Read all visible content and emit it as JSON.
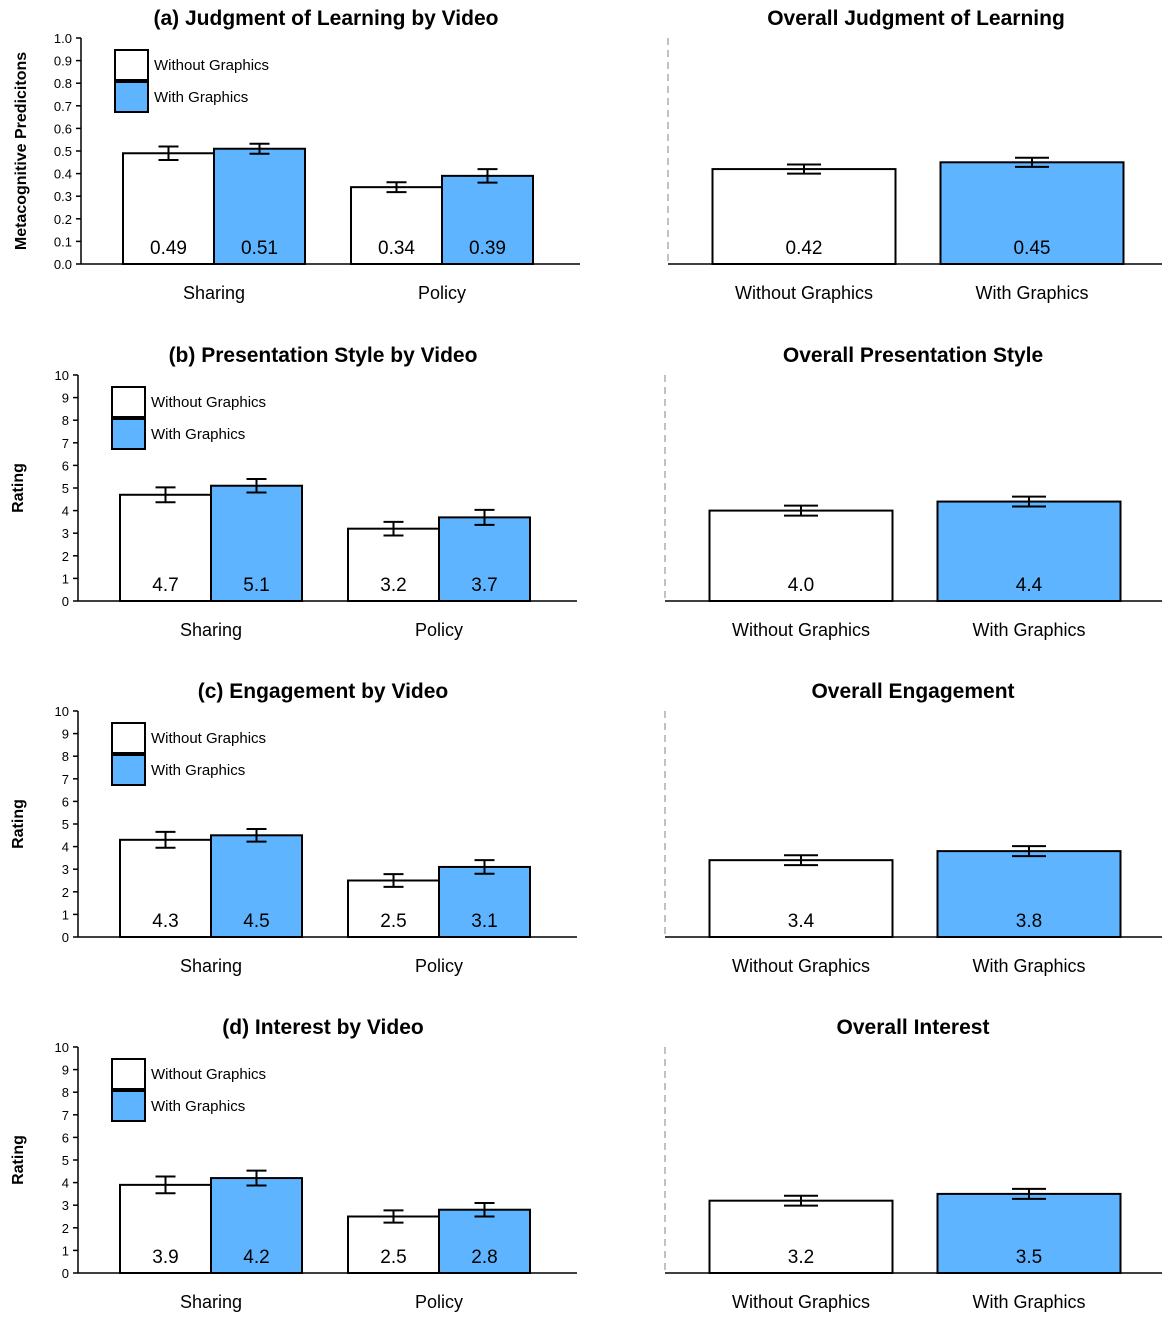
{
  "colors": {
    "without_graphics": "#ffffff",
    "with_graphics": "#5fb4ff",
    "stroke": "#000000",
    "divider": "#9a9a9a"
  },
  "chart_data": [
    {
      "type": "bar",
      "title": "(a) Judgment of Learning by Video",
      "ylabel": "Metacognitive Predicitons",
      "ylim": [
        0,
        1
      ],
      "yticks": [
        "0.0",
        "0.1",
        "0.2",
        "0.3",
        "0.4",
        "0.5",
        "0.6",
        "0.7",
        "0.8",
        "0.9",
        "1.0"
      ],
      "categories": [
        "Sharing",
        "Policy"
      ],
      "series": [
        {
          "name": "Without Graphics",
          "values": [
            0.49,
            0.34
          ],
          "labels": [
            "0.49",
            "0.34"
          ],
          "error": [
            0.03,
            0.022
          ]
        },
        {
          "name": "With Graphics",
          "values": [
            0.51,
            0.39
          ],
          "labels": [
            "0.51",
            "0.39"
          ],
          "error": [
            0.022,
            0.03
          ]
        }
      ],
      "legend": "top-left"
    },
    {
      "type": "bar",
      "title": "Overall Judgment of Learning",
      "ylim": [
        0,
        1
      ],
      "categories": [
        "Without Graphics",
        "With Graphics"
      ],
      "values": [
        0.42,
        0.45
      ],
      "labels": [
        "0.42",
        "0.45"
      ],
      "error": [
        0.02,
        0.02
      ]
    },
    {
      "type": "bar",
      "title": "(b) Presentation Style by Video",
      "ylabel": "Rating",
      "ylim": [
        0,
        10
      ],
      "yticks": [
        "0",
        "1",
        "2",
        "3",
        "4",
        "5",
        "6",
        "7",
        "8",
        "9",
        "10"
      ],
      "categories": [
        "Sharing",
        "Policy"
      ],
      "series": [
        {
          "name": "Without Graphics",
          "values": [
            4.7,
            3.2
          ],
          "labels": [
            "4.7",
            "3.2"
          ],
          "error": [
            0.33,
            0.3
          ]
        },
        {
          "name": "With Graphics",
          "values": [
            5.1,
            3.7
          ],
          "labels": [
            "5.1",
            "3.7"
          ],
          "error": [
            0.3,
            0.33
          ]
        }
      ],
      "legend": "top-left"
    },
    {
      "type": "bar",
      "title": "Overall Presentation Style",
      "ylim": [
        0,
        10
      ],
      "categories": [
        "Without Graphics",
        "With Graphics"
      ],
      "values": [
        4.0,
        4.4
      ],
      "labels": [
        "4.0",
        "4.4"
      ],
      "error": [
        0.22,
        0.22
      ]
    },
    {
      "type": "bar",
      "title": "(c) Engagement by Video",
      "ylabel": "Rating",
      "ylim": [
        0,
        10
      ],
      "yticks": [
        "0",
        "1",
        "2",
        "3",
        "4",
        "5",
        "6",
        "7",
        "8",
        "9",
        "10"
      ],
      "categories": [
        "Sharing",
        "Policy"
      ],
      "series": [
        {
          "name": "Without Graphics",
          "values": [
            4.3,
            2.5
          ],
          "labels": [
            "4.3",
            "2.5"
          ],
          "error": [
            0.35,
            0.28
          ]
        },
        {
          "name": "With Graphics",
          "values": [
            4.5,
            3.1
          ],
          "labels": [
            "4.5",
            "3.1"
          ],
          "error": [
            0.28,
            0.3
          ]
        }
      ],
      "legend": "top-left"
    },
    {
      "type": "bar",
      "title": "Overall Engagement",
      "ylim": [
        0,
        10
      ],
      "categories": [
        "Without Graphics",
        "With Graphics"
      ],
      "values": [
        3.4,
        3.8
      ],
      "labels": [
        "3.4",
        "3.8"
      ],
      "error": [
        0.22,
        0.22
      ]
    },
    {
      "type": "bar",
      "title": "(d) Interest by Video",
      "ylabel": "Rating",
      "ylim": [
        0,
        10
      ],
      "yticks": [
        "0",
        "1",
        "2",
        "3",
        "4",
        "5",
        "6",
        "7",
        "8",
        "9",
        "10"
      ],
      "categories": [
        "Sharing",
        "Policy"
      ],
      "series": [
        {
          "name": "Without Graphics",
          "values": [
            3.9,
            2.5
          ],
          "labels": [
            "3.9",
            "2.5"
          ],
          "error": [
            0.37,
            0.27
          ]
        },
        {
          "name": "With Graphics",
          "values": [
            4.2,
            2.8
          ],
          "labels": [
            "4.2",
            "2.8"
          ],
          "error": [
            0.33,
            0.3
          ]
        }
      ],
      "legend": "top-left"
    },
    {
      "type": "bar",
      "title": "Overall Interest",
      "ylim": [
        0,
        10
      ],
      "categories": [
        "Without Graphics",
        "With Graphics"
      ],
      "values": [
        3.2,
        3.5
      ],
      "labels": [
        "3.2",
        "3.5"
      ],
      "error": [
        0.22,
        0.22
      ]
    }
  ]
}
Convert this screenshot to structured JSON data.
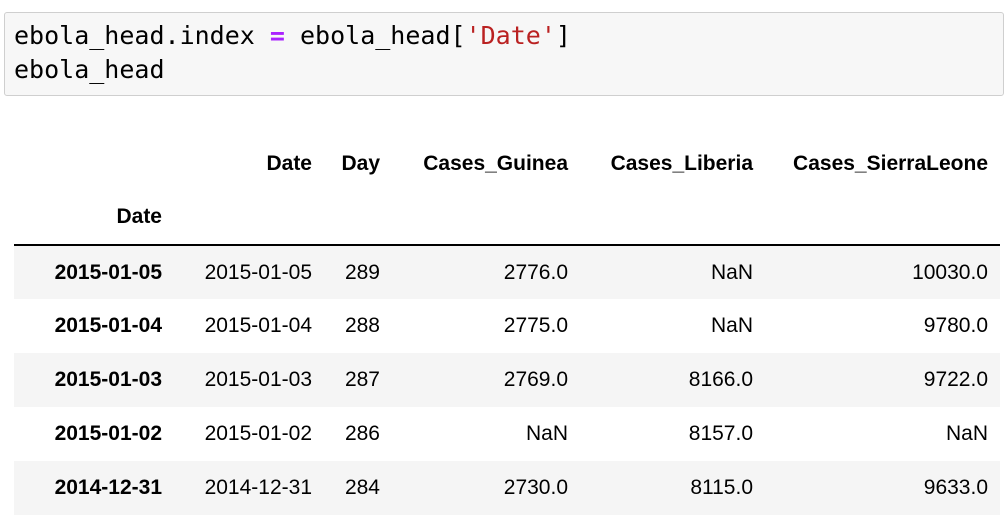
{
  "code": {
    "line1": {
      "lhs": "ebola_head.index ",
      "op": "=",
      "mid": " ebola_head[",
      "str": "'Date'",
      "end": "]"
    },
    "line2": "ebola_head"
  },
  "dataframe": {
    "columns": [
      "Date",
      "Day",
      "Cases_Guinea",
      "Cases_Liberia",
      "Cases_SierraLeone"
    ],
    "index_name": "Date",
    "rows": [
      {
        "index": "2015-01-05",
        "cells": [
          "2015-01-05",
          "289",
          "2776.0",
          "NaN",
          "10030.0"
        ]
      },
      {
        "index": "2015-01-04",
        "cells": [
          "2015-01-04",
          "288",
          "2775.0",
          "NaN",
          "9780.0"
        ]
      },
      {
        "index": "2015-01-03",
        "cells": [
          "2015-01-03",
          "287",
          "2769.0",
          "8166.0",
          "9722.0"
        ]
      },
      {
        "index": "2015-01-02",
        "cells": [
          "2015-01-02",
          "286",
          "NaN",
          "8157.0",
          "NaN"
        ]
      },
      {
        "index": "2014-12-31",
        "cells": [
          "2014-12-31",
          "284",
          "2730.0",
          "8115.0",
          "9633.0"
        ]
      }
    ]
  },
  "colors": {
    "keyword_operator": "#aa22ff",
    "string": "#ba2121",
    "cell_background": "#f7f7f7",
    "stripe": "#f5f5f5"
  }
}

········

== Problem ==
Show the lines where the word "Style" appears in the entries.

== Result below ==
      "title": "(b) Presentation Style by Video",
      "title": "Overall Presentation Style",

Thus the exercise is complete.